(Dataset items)
===============

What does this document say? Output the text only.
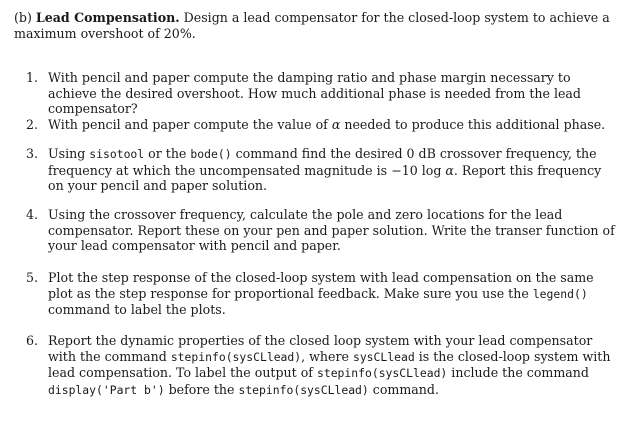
(b) Lead Compensation. Design a lead compensator for the closed-loop system to achieve a maximum overshoot of 20%.

1. With pencil and paper compute the damping ratio and phase margin necessary to achieve the desired overshoot. How much additional phase is needed from the lead compensator?
2. With pencil and paper compute the value of α needed to produce this additional phase.
3. Using sisotool or the bode() command find the desired 0 dB crossover frequency, the frequency at which the uncompensated magnitude is −10 log α. Report this frequency on your pencil and paper solution.
4. Using the crossover frequency, calculate the pole and zero locations for the lead compensator. Report these on your pen and paper solution. Write the transer function of your lead compensator with pencil and paper.
5. Plot the step response of the closed-loop system with lead compensation on the same plot as the step response for proportional feedback. Make sure you use the legend() command to label the plots.
6. Report the dynamic properties of the closed loop system with your lead compensator with the command stepinfo(sysCLlead), where sysCLlead is the closed-loop system with lead compensation. To label the output of stepinfo(sysCLlead) include the command display('Part b') before the stepinfo(sysCLlead) command.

===============

(TASK TO COMPLETE) Find all the lines containing "achieve" in the material, then copy them.

(REPLY TO THE TASK)
(b) Lead Compensation. Design a lead compensator for the closed-loop system to achieve a maximum overshoot of 20%.
1. With pencil and paper compute the damping ratio and phase margin necessary to achieve the desired overshoot. How much additional phase is needed from the lead compensator?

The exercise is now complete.